### [INSTRUCTIONS FOR THE TASK]
Go through the listing and copy each line with the string "image".

### [Saved data entries]
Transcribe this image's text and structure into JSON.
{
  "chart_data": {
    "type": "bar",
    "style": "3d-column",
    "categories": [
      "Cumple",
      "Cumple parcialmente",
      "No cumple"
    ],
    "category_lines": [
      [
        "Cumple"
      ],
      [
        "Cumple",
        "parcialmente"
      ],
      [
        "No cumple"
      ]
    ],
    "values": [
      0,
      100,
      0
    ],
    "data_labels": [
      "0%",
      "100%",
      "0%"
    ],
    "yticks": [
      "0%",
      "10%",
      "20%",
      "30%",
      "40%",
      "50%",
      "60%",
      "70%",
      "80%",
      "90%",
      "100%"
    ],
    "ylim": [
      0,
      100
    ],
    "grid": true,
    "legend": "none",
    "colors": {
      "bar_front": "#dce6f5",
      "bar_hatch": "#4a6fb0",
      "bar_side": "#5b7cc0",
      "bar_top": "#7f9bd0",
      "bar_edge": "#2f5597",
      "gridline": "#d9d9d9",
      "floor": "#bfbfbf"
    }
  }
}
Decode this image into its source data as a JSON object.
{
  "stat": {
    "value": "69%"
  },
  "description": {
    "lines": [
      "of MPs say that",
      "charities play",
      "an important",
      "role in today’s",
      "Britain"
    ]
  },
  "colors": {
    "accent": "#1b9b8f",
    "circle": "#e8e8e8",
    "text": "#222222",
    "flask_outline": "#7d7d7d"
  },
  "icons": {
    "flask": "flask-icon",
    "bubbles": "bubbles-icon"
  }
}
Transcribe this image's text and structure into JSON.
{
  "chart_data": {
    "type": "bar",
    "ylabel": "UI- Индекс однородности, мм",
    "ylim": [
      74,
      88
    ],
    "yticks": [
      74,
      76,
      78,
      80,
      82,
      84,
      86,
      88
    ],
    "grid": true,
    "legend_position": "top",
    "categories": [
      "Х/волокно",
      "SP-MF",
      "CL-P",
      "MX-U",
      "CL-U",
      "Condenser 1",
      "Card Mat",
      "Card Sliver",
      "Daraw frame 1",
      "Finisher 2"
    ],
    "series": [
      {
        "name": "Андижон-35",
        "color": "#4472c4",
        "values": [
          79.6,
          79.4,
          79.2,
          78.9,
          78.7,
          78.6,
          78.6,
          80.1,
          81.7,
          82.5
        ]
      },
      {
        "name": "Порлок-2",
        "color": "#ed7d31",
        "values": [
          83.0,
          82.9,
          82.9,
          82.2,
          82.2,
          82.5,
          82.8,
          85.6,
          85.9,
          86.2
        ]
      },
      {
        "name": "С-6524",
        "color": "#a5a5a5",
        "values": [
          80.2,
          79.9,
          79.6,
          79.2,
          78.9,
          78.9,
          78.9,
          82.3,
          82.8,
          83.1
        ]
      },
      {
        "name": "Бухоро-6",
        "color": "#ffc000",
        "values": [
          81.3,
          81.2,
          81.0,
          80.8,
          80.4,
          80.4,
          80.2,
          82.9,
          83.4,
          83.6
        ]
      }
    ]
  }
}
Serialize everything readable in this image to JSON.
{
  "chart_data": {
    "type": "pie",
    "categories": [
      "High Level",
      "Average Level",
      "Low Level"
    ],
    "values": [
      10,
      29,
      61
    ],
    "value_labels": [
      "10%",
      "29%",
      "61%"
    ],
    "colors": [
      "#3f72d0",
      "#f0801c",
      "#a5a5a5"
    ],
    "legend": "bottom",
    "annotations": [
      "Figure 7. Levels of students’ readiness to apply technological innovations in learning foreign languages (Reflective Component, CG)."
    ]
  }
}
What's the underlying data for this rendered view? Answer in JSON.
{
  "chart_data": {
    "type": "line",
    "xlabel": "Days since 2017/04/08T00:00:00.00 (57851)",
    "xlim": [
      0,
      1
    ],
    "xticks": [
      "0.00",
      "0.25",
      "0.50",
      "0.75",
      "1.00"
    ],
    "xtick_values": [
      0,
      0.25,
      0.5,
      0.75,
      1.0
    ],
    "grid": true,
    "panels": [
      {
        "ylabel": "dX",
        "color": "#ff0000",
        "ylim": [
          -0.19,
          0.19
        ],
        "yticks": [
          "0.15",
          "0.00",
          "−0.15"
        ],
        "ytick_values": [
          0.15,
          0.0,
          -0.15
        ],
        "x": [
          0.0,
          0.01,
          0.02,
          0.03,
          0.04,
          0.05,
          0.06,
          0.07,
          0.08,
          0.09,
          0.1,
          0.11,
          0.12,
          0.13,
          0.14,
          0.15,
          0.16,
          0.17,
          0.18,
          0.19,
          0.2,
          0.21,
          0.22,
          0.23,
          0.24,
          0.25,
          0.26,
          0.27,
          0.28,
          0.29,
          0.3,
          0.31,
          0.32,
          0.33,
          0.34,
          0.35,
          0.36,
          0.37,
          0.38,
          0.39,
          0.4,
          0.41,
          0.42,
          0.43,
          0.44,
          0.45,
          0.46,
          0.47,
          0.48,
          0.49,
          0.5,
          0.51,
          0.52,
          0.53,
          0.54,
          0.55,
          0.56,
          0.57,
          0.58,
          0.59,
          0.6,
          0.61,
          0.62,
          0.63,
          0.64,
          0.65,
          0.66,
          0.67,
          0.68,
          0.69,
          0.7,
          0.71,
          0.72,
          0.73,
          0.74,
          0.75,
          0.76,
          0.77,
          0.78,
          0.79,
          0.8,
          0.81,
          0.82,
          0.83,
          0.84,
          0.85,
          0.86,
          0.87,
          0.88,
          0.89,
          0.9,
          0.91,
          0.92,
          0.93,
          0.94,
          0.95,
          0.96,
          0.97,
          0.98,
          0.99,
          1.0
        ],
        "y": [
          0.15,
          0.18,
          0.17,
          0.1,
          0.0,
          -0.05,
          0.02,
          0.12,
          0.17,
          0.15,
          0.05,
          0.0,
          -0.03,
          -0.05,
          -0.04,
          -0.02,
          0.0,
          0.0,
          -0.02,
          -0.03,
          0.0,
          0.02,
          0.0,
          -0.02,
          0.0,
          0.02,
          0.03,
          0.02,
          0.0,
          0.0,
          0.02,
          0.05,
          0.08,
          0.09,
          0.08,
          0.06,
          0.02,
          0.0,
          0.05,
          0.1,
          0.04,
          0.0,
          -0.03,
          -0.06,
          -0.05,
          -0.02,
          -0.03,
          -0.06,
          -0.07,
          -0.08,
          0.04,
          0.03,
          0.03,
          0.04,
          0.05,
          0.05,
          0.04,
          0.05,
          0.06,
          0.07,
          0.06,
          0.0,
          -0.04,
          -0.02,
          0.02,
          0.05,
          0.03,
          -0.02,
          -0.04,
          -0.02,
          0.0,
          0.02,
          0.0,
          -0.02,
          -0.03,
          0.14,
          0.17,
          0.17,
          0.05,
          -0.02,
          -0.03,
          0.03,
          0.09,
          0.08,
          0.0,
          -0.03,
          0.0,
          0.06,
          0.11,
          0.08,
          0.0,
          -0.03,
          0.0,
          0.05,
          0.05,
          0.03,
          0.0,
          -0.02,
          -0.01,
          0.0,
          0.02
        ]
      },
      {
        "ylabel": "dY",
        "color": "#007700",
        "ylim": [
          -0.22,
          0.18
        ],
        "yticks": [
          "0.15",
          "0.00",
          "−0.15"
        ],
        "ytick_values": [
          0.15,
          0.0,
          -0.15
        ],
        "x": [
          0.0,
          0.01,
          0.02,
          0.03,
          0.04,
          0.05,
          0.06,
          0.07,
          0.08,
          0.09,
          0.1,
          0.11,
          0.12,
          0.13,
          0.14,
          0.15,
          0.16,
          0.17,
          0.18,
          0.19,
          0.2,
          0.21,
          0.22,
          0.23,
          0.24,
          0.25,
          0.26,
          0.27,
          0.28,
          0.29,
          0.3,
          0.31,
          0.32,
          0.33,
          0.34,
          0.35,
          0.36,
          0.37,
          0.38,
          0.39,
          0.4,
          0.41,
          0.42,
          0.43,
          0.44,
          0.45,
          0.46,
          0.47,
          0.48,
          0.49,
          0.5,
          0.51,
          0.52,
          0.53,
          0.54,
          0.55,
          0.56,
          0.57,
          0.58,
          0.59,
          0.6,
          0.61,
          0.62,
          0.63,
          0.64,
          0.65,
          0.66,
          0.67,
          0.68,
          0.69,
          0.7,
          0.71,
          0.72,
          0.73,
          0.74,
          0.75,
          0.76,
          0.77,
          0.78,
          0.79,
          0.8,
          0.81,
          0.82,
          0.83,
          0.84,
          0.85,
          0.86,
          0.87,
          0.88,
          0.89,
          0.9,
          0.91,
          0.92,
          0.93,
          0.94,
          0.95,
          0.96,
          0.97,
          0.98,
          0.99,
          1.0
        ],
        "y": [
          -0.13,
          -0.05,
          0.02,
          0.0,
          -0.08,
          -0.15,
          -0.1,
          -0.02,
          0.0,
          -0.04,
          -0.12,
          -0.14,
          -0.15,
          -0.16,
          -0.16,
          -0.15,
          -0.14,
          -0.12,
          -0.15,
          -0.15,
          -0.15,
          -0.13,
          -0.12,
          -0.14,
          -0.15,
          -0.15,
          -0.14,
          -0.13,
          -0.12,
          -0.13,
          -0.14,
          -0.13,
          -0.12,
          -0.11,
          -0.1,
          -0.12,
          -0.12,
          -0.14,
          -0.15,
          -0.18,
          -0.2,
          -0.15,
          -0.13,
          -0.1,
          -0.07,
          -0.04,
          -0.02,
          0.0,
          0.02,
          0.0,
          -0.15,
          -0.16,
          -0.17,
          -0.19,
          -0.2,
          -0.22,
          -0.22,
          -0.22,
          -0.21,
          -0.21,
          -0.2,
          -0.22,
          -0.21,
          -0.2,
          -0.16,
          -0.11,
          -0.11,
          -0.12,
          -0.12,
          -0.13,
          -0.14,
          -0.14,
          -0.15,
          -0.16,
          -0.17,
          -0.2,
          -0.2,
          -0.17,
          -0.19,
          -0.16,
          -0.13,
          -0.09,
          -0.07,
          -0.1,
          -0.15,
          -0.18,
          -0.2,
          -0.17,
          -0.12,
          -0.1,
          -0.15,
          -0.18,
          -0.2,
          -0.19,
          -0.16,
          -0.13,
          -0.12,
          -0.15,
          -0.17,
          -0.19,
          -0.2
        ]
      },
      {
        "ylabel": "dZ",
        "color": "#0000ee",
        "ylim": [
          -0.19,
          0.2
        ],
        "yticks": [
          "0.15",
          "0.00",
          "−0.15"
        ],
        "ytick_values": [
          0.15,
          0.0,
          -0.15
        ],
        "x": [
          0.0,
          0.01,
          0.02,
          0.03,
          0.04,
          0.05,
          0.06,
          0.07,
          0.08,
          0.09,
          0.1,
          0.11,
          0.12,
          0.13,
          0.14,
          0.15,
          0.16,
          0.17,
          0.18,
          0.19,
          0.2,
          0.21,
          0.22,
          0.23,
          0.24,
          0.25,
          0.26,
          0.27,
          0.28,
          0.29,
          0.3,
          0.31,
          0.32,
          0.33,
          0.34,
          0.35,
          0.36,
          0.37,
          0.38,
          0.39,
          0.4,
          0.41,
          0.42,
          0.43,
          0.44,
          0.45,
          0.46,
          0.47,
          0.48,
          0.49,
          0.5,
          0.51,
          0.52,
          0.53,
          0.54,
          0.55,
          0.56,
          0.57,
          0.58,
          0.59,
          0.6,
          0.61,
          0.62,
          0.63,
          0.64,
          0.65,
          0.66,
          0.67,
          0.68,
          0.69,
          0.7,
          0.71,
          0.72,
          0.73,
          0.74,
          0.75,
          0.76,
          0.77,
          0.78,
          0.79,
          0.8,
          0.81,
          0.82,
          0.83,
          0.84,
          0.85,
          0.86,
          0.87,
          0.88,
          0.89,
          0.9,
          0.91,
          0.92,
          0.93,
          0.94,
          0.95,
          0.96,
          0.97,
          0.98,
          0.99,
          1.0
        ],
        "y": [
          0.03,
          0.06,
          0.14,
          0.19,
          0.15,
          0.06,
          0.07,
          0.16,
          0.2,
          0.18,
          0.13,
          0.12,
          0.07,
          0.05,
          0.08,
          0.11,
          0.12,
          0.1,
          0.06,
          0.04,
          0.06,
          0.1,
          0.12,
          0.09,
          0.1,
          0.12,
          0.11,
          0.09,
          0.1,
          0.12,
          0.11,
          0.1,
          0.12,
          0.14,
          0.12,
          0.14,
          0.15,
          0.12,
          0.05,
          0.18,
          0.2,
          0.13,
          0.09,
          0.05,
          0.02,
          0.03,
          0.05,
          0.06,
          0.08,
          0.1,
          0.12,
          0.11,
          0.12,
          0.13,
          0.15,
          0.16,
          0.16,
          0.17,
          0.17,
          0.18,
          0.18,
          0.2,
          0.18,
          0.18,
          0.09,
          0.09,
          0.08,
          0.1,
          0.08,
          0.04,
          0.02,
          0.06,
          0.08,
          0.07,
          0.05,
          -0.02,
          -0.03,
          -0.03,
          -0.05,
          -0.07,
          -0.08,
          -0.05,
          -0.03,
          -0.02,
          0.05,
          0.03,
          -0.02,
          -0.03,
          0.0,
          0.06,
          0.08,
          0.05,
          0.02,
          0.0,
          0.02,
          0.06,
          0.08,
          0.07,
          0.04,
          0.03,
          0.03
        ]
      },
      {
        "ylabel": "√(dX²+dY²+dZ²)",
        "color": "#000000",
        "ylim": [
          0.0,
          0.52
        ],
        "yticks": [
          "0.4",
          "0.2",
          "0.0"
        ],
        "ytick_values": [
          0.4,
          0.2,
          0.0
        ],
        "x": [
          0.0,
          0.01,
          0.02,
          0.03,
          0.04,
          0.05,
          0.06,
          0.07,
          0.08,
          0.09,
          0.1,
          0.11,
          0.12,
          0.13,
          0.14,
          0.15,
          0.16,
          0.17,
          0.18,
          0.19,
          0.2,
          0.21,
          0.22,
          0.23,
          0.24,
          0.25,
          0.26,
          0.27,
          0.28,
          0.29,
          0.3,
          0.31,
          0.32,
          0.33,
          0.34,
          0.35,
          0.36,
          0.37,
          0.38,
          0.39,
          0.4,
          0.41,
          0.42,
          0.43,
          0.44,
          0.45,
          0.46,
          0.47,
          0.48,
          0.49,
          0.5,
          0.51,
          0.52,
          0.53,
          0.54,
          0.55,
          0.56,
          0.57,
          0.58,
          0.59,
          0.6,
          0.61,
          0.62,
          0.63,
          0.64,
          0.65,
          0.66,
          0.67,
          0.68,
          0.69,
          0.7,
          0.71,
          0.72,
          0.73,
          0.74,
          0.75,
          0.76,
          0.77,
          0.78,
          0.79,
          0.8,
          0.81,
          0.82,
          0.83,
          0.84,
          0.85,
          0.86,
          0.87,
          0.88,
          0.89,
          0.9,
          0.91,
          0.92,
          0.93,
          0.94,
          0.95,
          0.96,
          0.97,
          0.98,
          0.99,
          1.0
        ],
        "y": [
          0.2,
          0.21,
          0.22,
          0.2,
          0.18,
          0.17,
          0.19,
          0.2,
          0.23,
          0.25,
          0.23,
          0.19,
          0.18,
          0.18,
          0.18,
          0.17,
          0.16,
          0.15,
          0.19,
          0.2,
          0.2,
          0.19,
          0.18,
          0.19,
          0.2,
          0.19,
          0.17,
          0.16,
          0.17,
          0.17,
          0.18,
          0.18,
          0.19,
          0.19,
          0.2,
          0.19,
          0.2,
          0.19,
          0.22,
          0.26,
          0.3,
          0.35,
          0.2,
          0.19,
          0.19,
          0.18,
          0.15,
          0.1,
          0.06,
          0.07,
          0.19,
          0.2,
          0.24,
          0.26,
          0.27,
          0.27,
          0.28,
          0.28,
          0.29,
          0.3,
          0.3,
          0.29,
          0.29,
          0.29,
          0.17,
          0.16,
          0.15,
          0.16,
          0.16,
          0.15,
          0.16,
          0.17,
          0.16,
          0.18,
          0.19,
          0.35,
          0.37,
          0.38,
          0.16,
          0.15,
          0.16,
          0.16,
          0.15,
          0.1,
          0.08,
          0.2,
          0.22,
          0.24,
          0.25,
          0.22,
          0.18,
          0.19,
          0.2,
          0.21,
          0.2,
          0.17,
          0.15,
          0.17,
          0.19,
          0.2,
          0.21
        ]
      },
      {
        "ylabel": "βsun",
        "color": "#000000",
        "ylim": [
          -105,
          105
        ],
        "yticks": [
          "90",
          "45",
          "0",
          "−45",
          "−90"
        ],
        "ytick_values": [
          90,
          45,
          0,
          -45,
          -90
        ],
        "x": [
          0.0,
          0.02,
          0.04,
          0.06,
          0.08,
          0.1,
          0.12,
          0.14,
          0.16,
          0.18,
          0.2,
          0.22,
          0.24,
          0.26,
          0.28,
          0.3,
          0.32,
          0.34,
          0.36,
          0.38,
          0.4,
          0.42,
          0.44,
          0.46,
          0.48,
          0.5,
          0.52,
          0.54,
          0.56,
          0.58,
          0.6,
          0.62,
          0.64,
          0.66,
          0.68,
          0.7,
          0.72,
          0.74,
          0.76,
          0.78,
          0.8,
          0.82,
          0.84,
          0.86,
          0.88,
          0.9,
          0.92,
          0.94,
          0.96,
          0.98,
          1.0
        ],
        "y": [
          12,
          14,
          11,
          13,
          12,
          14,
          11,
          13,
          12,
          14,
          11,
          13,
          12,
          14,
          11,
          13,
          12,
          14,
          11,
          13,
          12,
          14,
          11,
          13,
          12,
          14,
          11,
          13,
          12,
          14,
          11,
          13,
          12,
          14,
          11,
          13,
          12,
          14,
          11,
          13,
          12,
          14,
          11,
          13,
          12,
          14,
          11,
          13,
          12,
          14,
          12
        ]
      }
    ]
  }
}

### [EXPECTED OUTPUT]
Transcribe this image's text and structure into JSON.
Decode this image into its source data as a JSON object.
Transcribe this image's text and structure into JSON.
Serialize everything readable in this image to JSON.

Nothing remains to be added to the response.